_Directive_: From the records below, pull each line that has "Educational".
>>>>>
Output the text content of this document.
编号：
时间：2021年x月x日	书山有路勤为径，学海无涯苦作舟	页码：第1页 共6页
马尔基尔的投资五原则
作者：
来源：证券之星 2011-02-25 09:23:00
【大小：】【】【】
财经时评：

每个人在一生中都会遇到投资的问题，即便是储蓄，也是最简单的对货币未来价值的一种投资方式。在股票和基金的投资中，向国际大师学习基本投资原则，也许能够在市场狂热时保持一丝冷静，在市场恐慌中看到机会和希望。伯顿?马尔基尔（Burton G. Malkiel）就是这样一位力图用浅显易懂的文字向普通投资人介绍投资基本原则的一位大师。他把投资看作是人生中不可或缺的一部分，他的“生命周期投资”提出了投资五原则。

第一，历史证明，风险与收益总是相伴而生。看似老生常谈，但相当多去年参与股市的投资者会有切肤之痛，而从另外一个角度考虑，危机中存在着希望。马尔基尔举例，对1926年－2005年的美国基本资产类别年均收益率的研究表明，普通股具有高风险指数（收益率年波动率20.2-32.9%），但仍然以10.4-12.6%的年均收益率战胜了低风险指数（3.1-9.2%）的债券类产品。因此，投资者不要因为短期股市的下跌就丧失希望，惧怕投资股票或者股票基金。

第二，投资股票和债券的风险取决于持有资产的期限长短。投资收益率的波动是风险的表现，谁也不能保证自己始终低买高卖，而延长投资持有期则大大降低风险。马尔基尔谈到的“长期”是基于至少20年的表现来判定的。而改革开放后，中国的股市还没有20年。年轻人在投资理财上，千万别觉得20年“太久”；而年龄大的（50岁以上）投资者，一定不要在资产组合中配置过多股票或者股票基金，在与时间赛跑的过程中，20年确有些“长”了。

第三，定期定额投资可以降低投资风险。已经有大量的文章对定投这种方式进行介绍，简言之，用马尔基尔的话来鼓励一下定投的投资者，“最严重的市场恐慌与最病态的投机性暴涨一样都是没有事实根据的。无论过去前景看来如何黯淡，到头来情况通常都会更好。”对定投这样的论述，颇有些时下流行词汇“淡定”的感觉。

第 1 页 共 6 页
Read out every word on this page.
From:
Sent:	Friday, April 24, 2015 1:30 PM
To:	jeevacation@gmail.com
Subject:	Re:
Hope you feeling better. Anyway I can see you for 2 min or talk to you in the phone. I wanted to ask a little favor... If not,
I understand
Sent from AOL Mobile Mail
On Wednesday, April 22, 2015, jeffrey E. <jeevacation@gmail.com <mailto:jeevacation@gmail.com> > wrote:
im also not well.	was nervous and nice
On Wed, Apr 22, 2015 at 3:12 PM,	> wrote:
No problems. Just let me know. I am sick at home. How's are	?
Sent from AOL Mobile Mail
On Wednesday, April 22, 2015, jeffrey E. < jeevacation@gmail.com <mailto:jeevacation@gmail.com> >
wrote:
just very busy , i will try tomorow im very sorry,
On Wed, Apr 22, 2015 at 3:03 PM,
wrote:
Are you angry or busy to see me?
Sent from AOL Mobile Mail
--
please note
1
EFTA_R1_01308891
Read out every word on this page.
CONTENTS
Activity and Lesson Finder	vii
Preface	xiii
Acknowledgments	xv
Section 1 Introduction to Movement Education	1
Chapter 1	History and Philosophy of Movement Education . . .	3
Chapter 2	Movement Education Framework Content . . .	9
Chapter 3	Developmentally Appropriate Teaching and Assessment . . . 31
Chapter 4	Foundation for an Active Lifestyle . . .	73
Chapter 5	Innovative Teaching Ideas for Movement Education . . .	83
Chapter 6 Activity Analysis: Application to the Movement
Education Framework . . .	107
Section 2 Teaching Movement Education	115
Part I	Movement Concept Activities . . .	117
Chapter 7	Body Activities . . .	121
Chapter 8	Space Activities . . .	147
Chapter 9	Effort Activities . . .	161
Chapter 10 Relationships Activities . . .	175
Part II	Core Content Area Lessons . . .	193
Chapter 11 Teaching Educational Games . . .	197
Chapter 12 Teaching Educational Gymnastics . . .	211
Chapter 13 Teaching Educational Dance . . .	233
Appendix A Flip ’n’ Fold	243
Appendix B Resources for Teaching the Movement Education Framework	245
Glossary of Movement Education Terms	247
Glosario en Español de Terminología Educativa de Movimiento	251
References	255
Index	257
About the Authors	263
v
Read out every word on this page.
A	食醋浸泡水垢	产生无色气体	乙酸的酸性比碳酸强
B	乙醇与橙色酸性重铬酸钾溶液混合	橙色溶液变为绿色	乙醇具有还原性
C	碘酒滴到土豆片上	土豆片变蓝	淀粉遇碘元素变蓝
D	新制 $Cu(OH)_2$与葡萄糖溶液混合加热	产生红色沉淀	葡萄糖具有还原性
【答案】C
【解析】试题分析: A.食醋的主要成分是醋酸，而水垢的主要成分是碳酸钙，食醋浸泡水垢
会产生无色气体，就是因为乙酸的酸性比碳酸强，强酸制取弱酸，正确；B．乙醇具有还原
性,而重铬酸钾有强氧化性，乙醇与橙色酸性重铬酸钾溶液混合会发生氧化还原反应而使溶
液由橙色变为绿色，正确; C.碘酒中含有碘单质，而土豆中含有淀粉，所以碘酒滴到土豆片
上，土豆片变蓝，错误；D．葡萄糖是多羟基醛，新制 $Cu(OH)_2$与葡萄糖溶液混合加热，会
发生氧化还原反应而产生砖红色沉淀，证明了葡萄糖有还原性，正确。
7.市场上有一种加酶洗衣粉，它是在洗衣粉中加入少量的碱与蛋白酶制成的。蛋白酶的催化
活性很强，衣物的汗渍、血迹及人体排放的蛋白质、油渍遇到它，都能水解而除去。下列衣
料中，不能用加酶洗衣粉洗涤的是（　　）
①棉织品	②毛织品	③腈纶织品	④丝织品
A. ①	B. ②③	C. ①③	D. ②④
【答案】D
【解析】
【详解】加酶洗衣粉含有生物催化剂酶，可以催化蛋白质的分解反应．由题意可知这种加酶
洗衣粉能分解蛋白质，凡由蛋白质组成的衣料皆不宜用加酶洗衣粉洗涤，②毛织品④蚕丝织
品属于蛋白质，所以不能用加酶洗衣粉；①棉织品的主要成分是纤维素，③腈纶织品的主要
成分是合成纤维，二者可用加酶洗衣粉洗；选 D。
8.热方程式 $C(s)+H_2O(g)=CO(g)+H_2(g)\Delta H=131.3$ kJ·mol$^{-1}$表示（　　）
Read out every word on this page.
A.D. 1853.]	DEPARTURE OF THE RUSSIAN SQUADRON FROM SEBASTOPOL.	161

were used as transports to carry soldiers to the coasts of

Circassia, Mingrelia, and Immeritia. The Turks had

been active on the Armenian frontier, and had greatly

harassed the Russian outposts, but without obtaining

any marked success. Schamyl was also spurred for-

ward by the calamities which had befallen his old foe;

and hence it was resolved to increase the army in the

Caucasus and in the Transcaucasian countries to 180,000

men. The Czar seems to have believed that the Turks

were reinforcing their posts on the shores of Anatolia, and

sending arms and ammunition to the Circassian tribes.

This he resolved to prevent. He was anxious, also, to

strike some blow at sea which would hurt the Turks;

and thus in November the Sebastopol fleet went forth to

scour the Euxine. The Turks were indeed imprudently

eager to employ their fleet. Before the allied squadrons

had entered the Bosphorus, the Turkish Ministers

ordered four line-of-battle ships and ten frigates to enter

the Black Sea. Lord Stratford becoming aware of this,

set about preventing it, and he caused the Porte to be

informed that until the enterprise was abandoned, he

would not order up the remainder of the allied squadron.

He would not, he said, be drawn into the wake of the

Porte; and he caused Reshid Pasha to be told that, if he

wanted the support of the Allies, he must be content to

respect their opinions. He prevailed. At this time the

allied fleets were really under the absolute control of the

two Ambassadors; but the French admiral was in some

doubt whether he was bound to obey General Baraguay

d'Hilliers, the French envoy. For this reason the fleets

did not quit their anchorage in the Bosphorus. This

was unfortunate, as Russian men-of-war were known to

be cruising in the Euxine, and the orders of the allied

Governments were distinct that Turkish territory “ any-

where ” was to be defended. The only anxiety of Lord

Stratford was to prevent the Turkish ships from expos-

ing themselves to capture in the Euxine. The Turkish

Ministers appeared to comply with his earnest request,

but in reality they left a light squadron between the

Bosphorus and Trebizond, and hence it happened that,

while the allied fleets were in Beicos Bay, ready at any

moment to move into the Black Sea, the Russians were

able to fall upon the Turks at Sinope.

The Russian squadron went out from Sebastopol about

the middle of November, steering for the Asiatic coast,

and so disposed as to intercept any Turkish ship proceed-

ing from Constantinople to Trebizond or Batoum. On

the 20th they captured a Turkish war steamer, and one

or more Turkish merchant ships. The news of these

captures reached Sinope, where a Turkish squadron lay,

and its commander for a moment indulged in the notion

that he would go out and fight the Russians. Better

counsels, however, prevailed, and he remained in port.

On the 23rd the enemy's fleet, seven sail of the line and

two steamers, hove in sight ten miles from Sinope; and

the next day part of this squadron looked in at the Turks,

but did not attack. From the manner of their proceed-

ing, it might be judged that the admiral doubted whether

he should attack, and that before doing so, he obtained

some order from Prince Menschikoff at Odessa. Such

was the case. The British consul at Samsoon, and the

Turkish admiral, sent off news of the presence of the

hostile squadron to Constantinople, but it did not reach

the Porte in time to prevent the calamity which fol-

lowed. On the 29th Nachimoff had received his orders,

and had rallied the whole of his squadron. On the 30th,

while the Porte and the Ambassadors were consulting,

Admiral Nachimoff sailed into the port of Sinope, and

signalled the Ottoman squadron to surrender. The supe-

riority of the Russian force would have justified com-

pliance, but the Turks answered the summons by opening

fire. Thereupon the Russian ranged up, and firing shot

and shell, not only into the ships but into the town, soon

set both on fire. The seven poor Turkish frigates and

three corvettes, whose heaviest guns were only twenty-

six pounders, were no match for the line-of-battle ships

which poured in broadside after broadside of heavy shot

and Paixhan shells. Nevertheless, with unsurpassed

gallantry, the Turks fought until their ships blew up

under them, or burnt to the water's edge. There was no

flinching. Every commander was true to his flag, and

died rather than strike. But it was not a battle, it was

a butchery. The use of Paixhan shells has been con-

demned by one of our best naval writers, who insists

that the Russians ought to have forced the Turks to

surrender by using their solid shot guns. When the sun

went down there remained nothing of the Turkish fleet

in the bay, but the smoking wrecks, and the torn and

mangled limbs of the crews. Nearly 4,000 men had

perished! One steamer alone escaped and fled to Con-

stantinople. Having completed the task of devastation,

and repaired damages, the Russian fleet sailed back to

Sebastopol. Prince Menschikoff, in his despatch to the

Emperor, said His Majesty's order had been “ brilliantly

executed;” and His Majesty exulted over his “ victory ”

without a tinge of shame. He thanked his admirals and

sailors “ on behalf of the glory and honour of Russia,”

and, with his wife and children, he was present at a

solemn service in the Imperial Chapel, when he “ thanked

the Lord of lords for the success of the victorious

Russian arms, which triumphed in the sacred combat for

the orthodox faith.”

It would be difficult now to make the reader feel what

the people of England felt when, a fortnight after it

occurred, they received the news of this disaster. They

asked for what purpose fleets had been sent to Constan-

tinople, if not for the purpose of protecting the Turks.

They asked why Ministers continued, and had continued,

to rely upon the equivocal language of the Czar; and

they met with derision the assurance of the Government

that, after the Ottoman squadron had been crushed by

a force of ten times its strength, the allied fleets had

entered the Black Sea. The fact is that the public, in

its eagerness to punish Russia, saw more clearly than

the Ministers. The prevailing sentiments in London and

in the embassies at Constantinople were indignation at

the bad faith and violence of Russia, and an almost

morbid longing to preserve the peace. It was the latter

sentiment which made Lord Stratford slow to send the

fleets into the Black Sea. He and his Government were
<<<<<
_Exercise solution_:
Chapter 11 Teaching Educational Games . . .	197
Chapter 12 Teaching Educational Gymnastics . . .	211
Chapter 13 Teaching Educational Dance . . .	233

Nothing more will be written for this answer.